▶ YOUR GOAL
For the data below, transcribe the part that opens with the line containing "Decode this image" and closes with the line containing "Enumerate this screenshot's", exactly and with no pictures.

▶ THE INPUT
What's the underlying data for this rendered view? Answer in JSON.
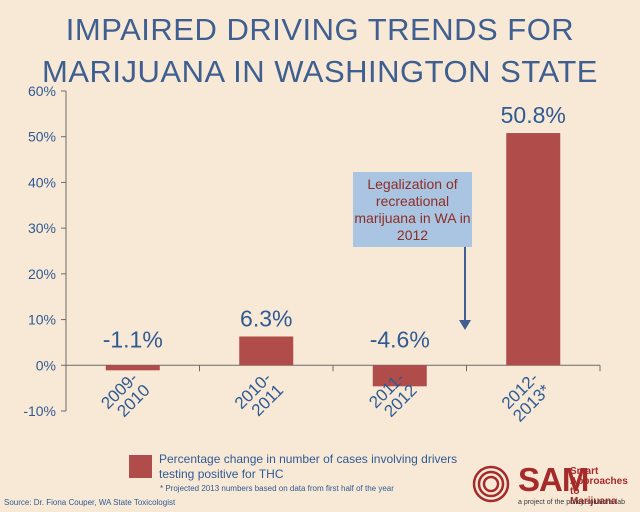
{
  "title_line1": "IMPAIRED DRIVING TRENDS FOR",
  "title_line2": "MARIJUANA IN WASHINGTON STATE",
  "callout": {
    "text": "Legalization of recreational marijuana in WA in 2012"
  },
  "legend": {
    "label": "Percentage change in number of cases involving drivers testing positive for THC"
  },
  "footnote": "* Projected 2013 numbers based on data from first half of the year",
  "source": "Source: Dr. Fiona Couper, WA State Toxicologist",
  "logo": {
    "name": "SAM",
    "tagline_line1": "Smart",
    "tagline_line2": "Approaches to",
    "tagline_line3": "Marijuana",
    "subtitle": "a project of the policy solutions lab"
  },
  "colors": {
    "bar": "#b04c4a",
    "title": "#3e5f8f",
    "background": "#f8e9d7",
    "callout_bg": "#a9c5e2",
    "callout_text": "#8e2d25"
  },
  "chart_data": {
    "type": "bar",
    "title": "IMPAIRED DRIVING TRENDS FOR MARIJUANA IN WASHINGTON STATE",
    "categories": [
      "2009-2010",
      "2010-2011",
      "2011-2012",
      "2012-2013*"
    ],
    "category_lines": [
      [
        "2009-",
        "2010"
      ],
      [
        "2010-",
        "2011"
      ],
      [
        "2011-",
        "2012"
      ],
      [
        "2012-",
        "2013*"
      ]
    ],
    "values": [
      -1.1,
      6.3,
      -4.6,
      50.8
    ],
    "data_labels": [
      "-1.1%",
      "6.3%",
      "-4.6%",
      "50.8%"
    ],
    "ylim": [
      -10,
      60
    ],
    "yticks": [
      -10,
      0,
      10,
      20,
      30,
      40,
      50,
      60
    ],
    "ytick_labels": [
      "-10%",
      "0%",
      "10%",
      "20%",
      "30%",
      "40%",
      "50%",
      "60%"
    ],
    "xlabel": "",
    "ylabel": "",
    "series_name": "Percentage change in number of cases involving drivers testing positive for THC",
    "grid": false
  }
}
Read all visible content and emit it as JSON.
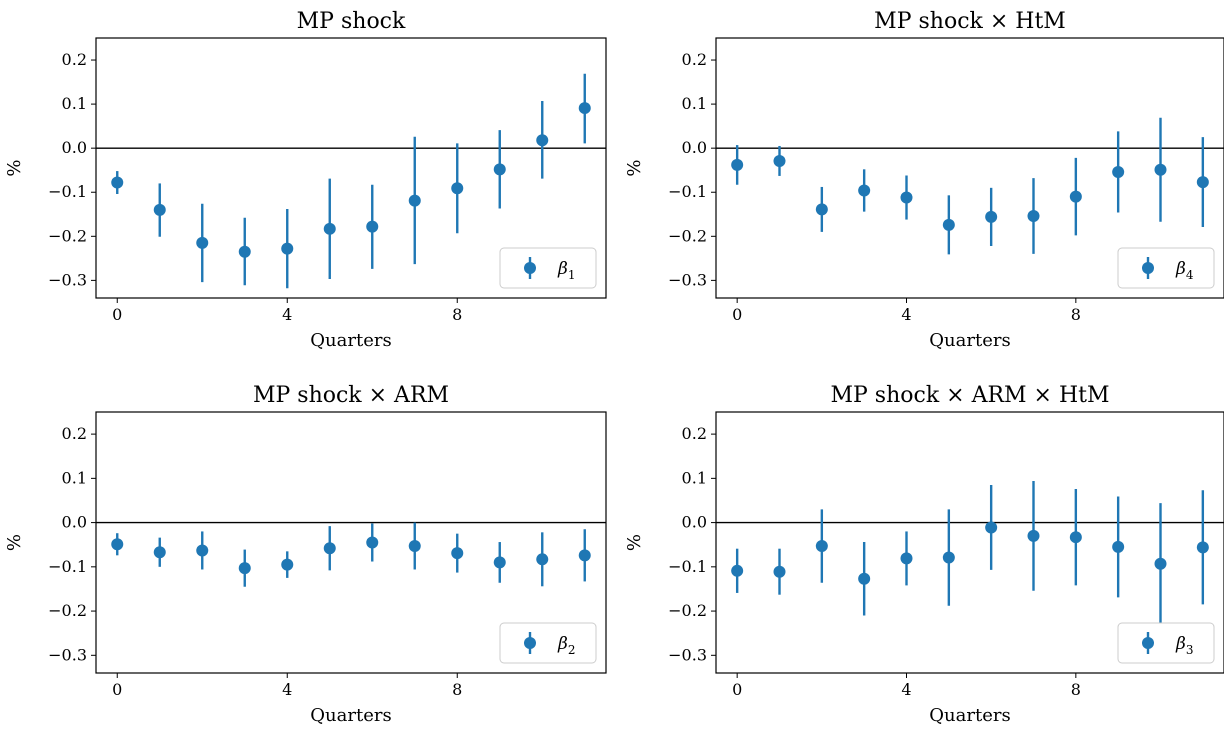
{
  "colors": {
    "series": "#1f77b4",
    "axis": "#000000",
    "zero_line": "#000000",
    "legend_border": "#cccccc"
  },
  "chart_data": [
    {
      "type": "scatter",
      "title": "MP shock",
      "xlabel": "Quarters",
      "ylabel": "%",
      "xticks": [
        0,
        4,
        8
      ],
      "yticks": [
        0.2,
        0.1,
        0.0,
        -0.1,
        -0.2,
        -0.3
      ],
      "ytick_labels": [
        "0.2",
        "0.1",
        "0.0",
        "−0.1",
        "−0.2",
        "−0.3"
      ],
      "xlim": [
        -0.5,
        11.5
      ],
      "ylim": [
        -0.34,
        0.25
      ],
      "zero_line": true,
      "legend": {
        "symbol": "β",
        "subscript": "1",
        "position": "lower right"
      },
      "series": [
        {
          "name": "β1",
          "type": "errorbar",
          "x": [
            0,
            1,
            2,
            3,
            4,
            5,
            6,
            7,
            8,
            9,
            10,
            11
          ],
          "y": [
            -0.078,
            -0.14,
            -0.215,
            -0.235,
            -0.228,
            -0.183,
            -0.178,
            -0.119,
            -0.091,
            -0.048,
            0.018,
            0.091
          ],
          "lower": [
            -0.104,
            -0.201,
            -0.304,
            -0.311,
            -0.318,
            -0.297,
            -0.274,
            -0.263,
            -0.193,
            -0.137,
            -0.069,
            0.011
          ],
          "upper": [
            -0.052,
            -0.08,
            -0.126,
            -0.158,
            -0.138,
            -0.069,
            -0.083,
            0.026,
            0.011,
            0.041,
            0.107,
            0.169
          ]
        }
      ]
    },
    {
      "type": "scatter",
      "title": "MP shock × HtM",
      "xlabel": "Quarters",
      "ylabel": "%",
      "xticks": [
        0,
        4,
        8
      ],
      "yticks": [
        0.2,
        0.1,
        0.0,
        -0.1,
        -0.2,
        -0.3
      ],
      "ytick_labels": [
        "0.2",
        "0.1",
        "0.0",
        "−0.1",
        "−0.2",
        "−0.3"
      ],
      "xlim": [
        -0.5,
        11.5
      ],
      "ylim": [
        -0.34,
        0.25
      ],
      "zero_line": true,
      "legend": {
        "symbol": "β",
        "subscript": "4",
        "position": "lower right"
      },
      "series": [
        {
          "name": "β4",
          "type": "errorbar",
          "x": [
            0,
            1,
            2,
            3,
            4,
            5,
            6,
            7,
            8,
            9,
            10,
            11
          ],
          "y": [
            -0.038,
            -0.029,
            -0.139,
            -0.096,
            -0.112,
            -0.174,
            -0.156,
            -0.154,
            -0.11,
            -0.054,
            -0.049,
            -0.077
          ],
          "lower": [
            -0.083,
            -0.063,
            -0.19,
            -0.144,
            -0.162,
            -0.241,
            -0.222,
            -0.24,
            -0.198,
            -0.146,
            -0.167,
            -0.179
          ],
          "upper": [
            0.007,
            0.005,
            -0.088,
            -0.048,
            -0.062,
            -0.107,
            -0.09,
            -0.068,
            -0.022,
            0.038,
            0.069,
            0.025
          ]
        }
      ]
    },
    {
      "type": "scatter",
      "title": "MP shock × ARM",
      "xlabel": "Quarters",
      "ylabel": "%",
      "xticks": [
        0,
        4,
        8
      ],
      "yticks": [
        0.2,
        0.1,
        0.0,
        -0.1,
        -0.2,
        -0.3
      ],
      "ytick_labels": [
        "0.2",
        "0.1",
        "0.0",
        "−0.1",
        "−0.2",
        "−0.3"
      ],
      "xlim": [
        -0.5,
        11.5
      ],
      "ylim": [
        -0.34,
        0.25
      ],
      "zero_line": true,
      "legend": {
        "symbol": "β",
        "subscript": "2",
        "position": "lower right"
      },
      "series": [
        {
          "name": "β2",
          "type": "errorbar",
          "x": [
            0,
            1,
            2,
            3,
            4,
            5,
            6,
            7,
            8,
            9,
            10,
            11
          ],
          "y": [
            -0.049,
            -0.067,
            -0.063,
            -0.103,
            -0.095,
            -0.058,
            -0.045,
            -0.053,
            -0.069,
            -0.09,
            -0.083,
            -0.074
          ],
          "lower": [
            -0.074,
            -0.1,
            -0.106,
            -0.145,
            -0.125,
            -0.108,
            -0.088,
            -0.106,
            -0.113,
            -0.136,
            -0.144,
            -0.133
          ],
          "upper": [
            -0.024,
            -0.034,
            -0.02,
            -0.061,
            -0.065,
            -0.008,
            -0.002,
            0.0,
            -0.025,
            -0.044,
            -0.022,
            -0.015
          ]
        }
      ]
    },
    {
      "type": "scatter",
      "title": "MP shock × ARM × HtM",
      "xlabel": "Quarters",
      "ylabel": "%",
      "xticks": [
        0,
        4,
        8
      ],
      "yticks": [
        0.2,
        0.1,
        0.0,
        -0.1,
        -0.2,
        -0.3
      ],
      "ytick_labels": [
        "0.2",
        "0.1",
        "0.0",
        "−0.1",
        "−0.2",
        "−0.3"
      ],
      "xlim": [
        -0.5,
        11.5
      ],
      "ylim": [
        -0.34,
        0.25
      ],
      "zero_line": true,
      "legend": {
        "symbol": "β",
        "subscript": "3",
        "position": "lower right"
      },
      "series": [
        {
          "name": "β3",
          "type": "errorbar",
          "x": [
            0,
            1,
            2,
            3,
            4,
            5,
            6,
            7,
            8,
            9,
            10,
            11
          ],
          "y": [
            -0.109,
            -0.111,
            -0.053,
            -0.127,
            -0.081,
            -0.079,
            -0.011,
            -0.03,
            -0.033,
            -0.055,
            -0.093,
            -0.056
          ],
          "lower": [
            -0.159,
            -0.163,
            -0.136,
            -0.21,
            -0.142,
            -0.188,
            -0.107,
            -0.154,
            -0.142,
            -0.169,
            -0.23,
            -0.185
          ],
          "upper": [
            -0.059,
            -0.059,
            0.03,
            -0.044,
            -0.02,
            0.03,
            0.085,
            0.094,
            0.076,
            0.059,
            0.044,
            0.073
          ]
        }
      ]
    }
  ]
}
==
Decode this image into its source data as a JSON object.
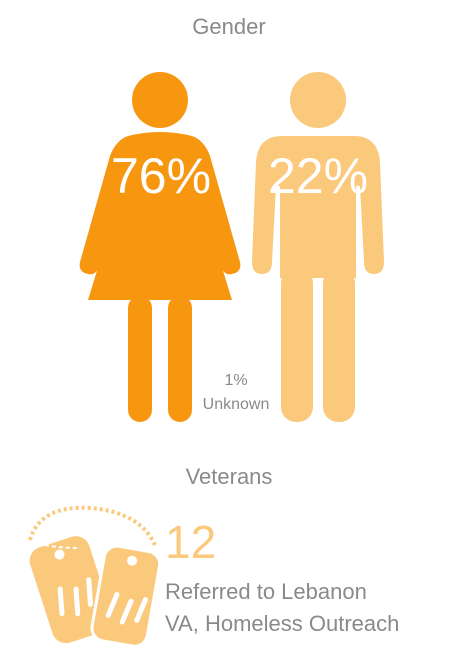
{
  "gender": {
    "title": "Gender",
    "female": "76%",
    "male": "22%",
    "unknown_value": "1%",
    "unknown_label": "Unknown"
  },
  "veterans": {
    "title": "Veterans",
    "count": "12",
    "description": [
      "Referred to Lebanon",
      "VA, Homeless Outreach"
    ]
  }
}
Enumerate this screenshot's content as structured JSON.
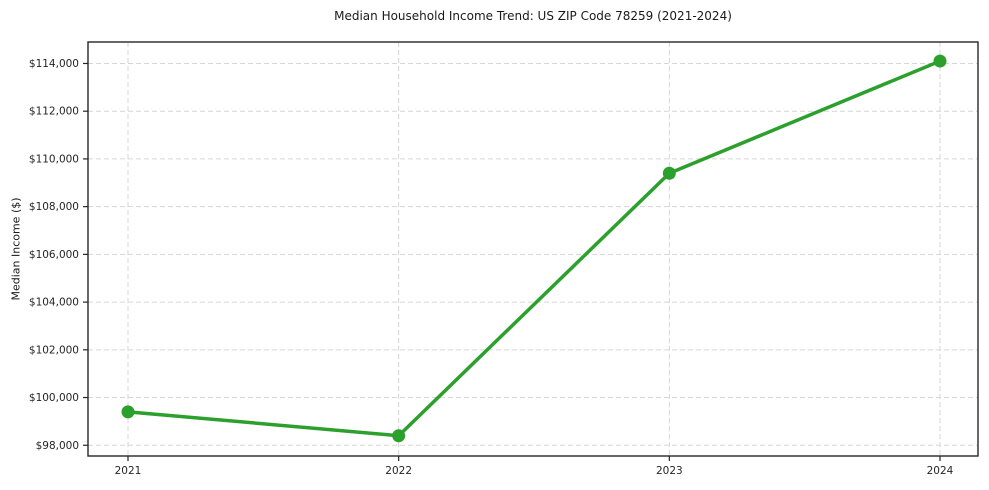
* * *
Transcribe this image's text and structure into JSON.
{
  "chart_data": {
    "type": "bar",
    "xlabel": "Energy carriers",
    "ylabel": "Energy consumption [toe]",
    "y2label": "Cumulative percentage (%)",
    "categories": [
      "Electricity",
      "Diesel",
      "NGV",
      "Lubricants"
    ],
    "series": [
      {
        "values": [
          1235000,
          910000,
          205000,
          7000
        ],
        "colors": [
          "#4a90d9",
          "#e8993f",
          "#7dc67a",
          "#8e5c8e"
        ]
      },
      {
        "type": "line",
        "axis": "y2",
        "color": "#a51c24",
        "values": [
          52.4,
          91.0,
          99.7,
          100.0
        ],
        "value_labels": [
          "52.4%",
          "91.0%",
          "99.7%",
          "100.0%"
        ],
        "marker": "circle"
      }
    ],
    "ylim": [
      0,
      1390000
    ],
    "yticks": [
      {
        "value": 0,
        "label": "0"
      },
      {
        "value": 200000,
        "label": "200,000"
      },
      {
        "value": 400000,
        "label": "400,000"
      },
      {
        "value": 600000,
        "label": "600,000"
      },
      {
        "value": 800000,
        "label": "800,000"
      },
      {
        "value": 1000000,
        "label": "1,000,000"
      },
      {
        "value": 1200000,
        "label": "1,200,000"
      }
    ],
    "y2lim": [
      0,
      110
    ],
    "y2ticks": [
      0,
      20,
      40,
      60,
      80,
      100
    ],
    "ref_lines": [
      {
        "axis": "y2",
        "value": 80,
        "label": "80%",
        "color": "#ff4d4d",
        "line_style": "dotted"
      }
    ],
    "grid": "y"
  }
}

▶ RESULT OF THE TASK
Decode this image into its source data as a JSON object.
{
  "gender": {
    "title": "Gender",
    "female": "76%",
    "male": "22%",
    "unknown_value": "1%",
    "unknown_label": "Unknown"
  },
  "veterans": {
    "title": "Veterans",
    "count": "12",
    "description": [
      "Referred to Lebanon",
      "VA, Homeless Outreach"
    ]
  }
}
Enumerate this screenshot's content as structured JSON.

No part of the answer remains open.